The task:
Gather the lines that hold the string "Mega".

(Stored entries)
## begin

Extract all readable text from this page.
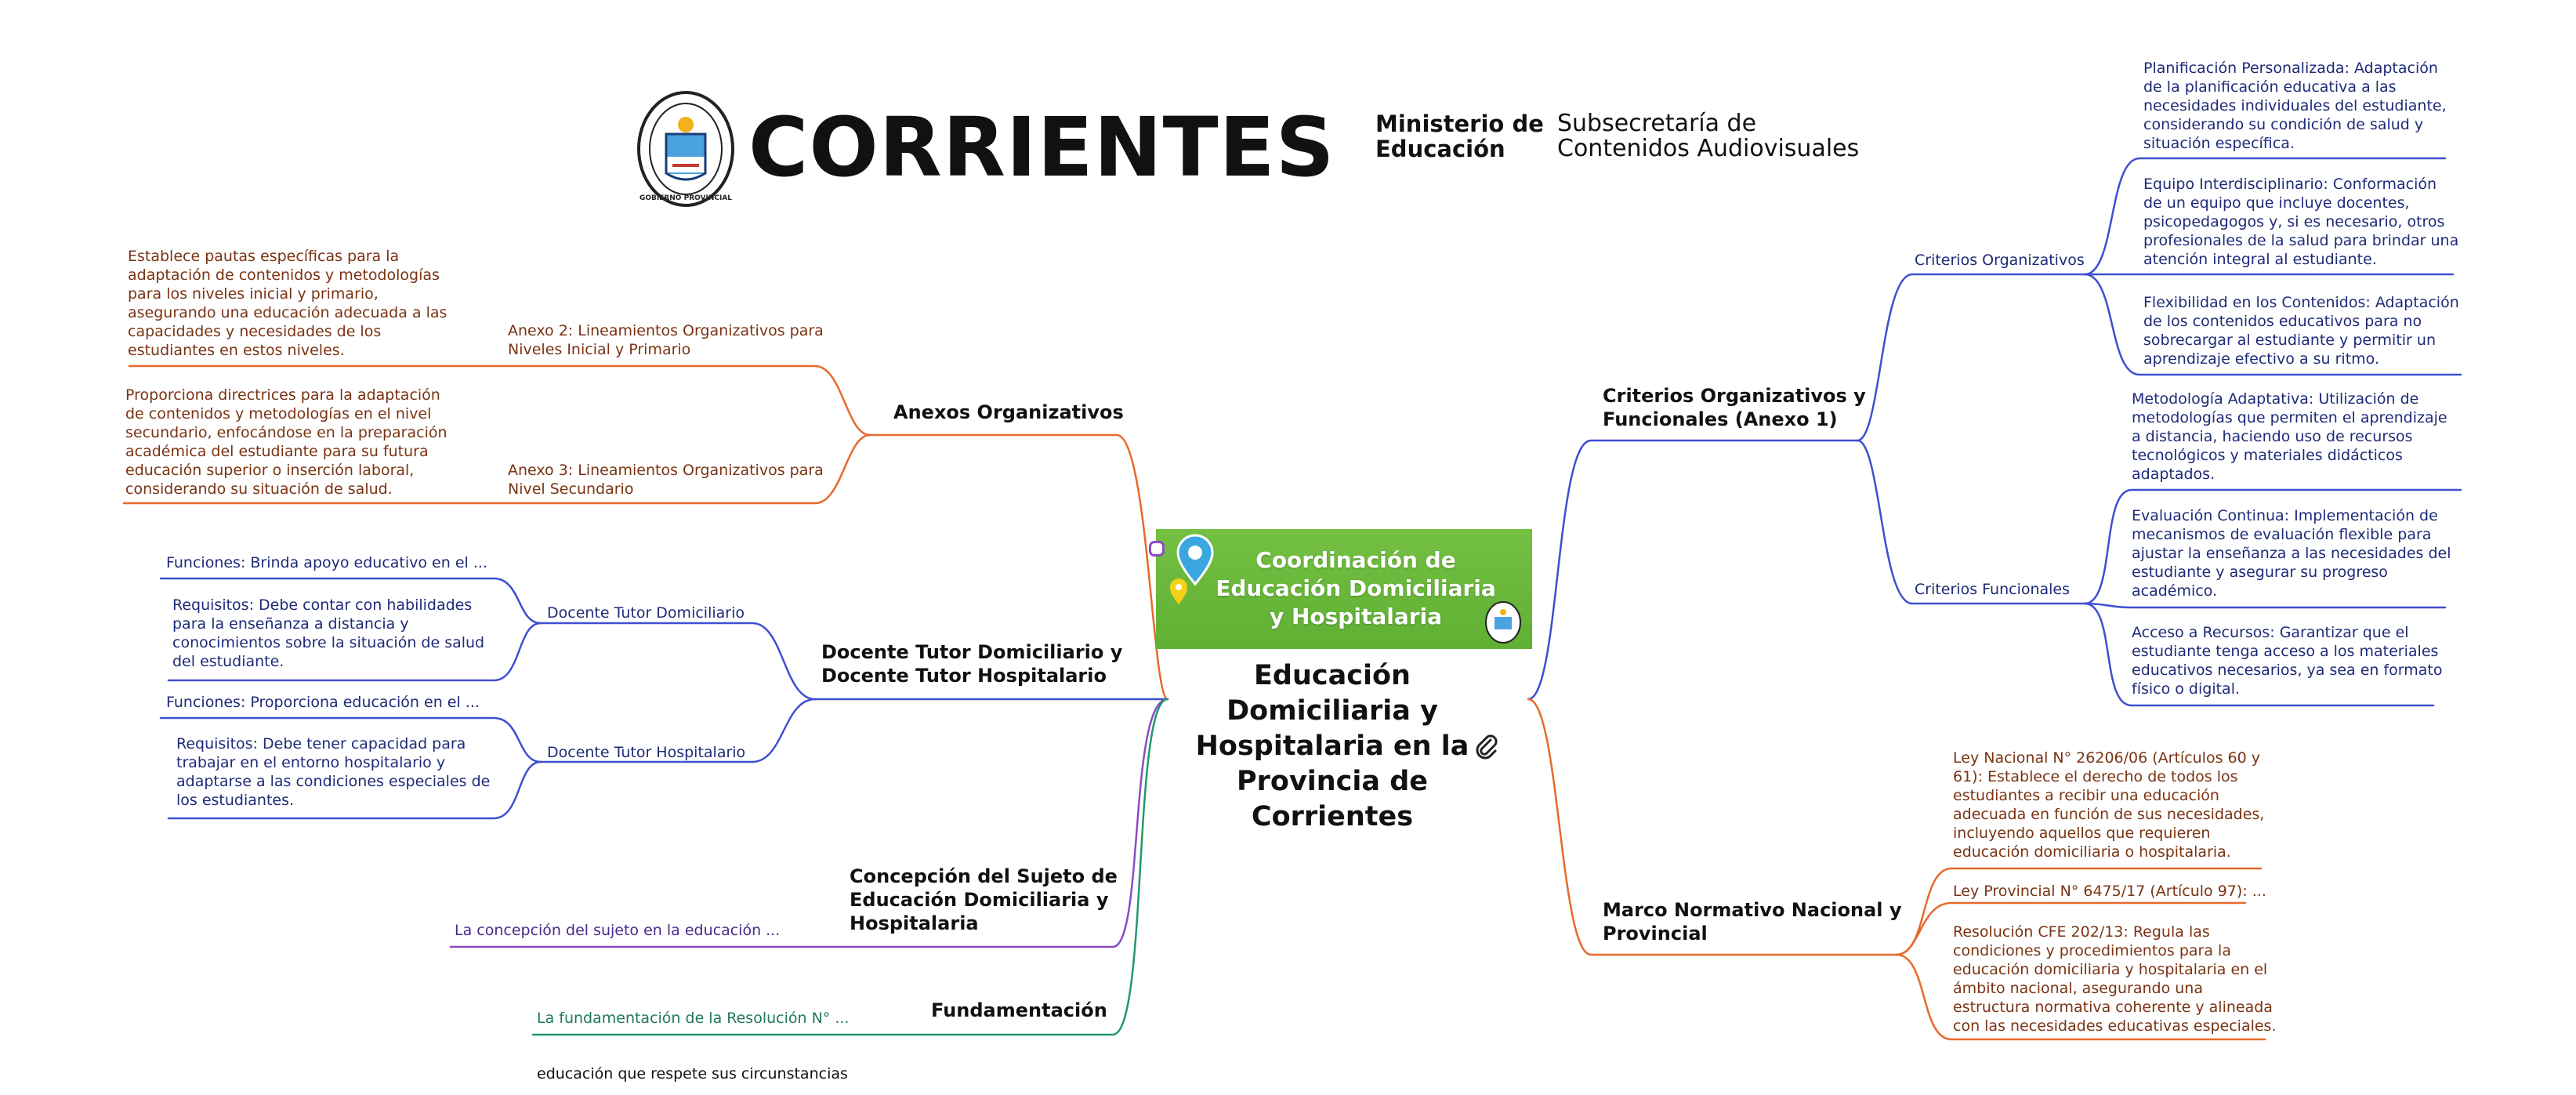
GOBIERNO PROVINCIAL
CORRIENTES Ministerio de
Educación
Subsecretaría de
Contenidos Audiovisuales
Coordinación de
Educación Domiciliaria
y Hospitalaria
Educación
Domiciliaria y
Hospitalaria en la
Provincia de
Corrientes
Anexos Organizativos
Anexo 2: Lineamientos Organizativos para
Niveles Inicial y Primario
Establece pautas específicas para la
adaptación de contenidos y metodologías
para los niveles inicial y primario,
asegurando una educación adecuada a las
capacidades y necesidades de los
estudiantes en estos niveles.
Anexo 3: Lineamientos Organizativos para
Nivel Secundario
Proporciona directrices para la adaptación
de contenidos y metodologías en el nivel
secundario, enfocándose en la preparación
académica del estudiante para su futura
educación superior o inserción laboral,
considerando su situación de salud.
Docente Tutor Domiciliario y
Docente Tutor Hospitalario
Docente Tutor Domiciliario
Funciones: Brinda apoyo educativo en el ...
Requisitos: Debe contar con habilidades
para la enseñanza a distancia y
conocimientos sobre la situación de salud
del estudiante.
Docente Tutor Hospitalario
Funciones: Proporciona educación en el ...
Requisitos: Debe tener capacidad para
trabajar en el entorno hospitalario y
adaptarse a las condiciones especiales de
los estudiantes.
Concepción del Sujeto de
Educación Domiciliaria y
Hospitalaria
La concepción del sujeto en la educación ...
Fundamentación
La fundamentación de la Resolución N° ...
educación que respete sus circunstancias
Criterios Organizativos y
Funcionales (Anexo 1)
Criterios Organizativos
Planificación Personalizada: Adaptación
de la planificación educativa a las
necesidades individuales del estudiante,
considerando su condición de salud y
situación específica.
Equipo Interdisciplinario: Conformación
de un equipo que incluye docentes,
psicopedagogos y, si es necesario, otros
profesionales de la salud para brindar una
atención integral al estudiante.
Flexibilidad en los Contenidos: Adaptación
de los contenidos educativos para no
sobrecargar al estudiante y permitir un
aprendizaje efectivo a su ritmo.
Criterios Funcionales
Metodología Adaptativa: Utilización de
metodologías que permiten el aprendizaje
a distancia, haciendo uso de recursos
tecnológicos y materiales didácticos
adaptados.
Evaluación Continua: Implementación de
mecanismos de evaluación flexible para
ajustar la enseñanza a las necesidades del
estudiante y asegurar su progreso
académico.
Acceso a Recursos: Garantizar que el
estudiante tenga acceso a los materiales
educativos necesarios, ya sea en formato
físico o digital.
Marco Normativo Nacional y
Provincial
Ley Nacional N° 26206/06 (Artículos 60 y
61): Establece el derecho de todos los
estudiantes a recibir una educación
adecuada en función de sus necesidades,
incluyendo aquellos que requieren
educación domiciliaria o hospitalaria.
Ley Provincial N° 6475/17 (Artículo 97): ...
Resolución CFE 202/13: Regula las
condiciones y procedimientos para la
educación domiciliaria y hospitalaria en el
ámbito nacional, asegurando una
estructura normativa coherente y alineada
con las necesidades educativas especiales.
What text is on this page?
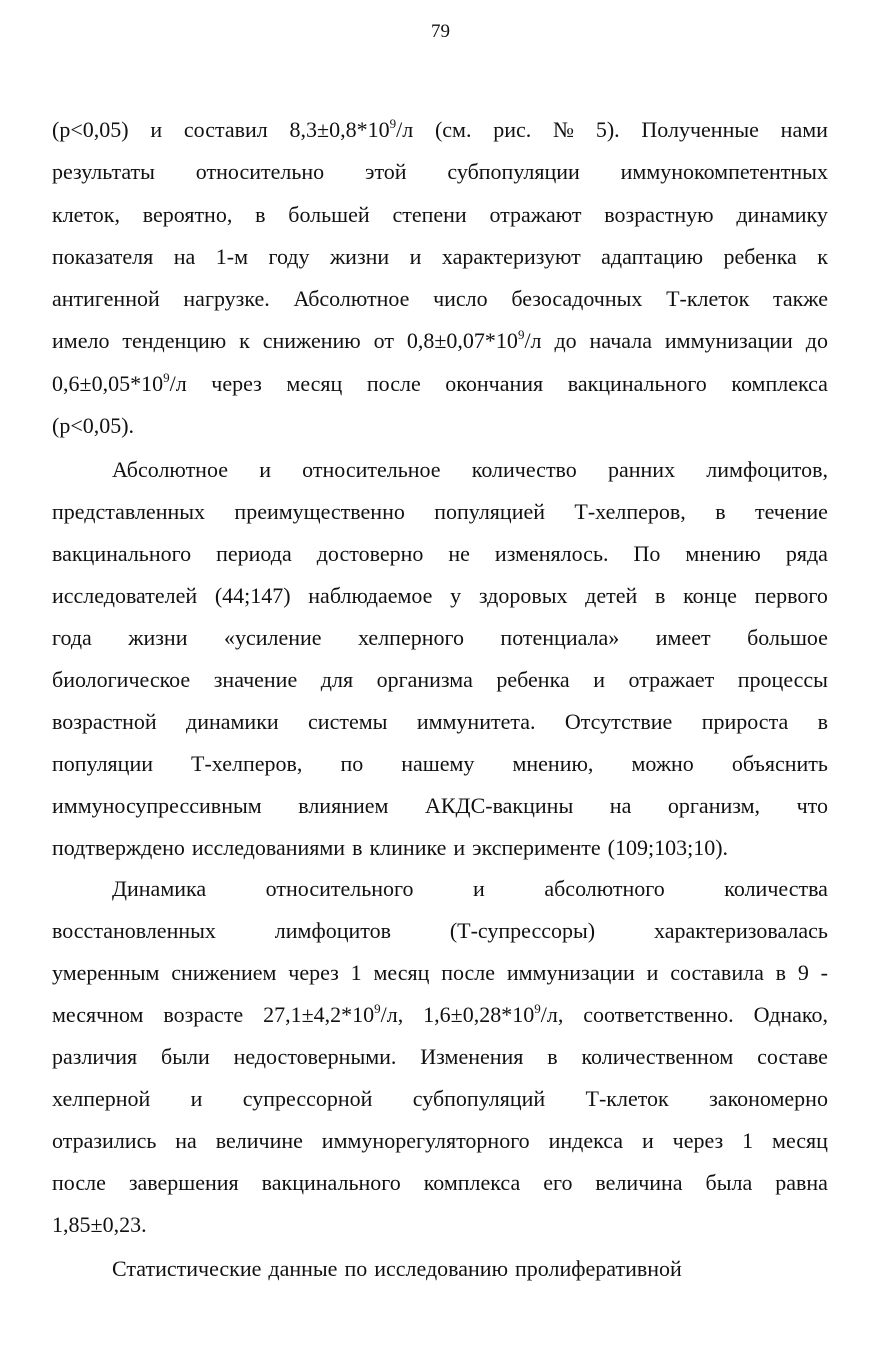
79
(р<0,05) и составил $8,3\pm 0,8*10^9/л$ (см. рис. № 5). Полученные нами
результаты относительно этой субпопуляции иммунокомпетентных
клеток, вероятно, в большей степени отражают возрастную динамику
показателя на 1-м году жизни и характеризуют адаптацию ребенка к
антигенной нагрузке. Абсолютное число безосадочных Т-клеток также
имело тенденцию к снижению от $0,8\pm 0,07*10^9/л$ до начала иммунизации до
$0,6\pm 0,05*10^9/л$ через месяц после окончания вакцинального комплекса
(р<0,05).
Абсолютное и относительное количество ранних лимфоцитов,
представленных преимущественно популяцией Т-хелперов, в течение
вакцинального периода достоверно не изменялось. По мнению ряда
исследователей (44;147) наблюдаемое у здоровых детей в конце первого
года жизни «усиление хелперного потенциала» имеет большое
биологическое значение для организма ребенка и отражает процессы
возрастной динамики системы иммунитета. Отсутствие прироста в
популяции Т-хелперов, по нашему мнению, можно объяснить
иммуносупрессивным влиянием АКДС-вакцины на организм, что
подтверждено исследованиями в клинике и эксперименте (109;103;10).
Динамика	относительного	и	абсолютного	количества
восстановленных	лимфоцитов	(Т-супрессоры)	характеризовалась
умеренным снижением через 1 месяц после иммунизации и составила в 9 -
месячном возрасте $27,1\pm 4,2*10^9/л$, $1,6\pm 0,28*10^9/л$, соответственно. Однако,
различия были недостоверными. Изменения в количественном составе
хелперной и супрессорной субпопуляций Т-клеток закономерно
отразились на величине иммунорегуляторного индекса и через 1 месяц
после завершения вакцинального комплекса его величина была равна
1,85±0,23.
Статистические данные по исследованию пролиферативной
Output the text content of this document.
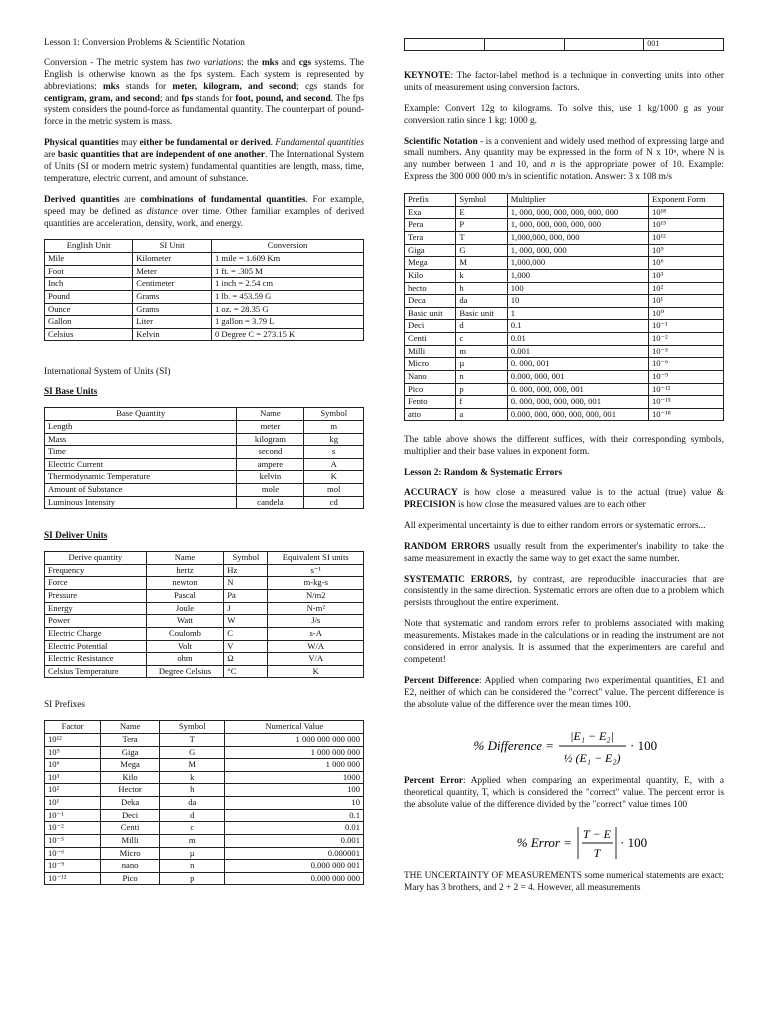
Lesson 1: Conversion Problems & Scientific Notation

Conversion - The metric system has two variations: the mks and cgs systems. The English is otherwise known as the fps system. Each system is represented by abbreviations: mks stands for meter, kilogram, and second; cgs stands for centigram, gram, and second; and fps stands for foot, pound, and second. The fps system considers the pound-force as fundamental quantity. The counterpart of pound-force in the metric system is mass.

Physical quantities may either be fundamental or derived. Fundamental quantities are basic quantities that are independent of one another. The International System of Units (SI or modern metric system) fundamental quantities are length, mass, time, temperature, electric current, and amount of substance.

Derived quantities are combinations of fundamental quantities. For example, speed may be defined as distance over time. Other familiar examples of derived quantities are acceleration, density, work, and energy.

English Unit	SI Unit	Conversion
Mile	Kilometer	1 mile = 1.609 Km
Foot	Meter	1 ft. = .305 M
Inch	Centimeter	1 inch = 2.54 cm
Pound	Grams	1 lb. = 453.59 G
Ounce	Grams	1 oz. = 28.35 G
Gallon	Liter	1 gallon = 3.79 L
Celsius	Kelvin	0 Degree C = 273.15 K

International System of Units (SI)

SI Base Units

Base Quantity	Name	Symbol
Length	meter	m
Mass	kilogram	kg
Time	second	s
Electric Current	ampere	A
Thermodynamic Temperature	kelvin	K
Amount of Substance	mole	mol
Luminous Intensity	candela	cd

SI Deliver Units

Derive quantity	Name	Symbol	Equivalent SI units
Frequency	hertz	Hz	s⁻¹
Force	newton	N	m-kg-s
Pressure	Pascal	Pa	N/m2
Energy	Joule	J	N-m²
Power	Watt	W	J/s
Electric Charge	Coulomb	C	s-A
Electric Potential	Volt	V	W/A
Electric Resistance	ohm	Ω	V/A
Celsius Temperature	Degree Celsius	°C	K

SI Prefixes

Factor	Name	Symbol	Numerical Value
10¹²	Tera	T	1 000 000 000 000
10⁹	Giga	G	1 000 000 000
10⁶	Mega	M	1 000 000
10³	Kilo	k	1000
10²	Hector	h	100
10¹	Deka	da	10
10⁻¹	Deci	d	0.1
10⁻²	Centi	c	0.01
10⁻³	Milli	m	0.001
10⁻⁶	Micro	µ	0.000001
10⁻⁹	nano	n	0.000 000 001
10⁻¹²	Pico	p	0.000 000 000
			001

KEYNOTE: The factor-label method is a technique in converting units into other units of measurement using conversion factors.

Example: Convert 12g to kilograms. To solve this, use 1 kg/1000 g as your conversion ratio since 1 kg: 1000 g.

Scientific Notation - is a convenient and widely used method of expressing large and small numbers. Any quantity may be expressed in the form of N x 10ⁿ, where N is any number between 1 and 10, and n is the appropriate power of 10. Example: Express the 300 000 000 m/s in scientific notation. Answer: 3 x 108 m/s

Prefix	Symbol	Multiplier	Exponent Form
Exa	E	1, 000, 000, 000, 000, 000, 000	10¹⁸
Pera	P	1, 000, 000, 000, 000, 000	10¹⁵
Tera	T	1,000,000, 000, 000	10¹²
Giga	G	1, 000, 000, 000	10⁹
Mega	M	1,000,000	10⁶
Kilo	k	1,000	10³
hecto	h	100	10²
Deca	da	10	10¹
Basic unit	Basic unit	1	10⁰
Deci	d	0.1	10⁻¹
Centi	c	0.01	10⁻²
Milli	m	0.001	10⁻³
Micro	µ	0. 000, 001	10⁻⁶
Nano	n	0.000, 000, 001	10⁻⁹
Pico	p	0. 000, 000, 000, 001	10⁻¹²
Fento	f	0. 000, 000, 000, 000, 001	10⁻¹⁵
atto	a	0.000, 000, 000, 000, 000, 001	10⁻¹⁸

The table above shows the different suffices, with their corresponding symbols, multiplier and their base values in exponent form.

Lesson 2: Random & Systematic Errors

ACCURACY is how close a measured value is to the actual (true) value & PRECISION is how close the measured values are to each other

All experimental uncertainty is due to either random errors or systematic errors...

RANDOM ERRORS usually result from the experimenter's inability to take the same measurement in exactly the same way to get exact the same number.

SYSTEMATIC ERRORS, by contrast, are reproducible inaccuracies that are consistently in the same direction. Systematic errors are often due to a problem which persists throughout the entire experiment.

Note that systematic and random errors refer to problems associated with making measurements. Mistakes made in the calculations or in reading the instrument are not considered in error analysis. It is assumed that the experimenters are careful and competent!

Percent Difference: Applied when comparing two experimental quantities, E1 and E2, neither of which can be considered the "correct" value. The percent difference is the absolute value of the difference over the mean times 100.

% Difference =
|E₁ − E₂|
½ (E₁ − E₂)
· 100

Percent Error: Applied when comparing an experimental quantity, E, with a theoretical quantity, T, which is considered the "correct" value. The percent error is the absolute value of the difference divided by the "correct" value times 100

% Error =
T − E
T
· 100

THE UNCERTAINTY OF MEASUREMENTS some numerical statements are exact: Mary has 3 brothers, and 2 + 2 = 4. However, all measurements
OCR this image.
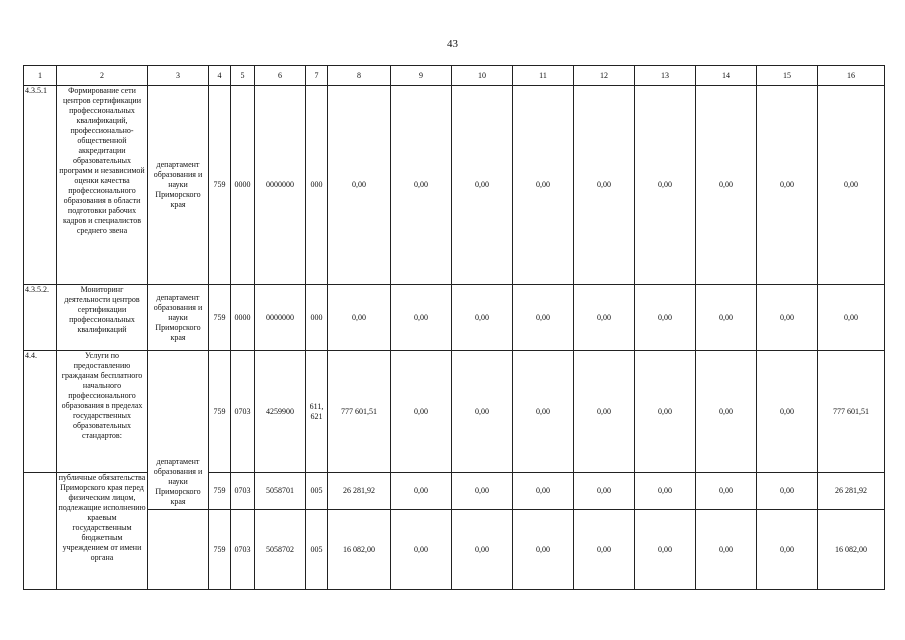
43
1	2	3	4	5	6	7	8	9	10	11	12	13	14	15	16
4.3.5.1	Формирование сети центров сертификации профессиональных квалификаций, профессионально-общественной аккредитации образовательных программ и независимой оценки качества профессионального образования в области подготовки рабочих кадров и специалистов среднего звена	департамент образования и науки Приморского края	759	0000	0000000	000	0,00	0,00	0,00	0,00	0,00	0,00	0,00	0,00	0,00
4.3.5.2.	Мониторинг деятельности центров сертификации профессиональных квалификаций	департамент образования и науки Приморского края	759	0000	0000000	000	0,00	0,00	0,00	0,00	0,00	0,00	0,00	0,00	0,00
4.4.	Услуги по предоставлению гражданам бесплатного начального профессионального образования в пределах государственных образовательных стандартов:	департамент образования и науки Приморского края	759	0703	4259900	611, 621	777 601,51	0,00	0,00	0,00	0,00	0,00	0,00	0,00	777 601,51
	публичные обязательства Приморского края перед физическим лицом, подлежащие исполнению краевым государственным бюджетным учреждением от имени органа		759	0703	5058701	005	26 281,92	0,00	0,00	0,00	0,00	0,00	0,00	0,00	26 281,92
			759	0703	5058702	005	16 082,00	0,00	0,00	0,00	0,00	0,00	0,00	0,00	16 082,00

## end

Response:
10⁶	Mega	M	1 000 000
Mega	M	1,000,000	10⁶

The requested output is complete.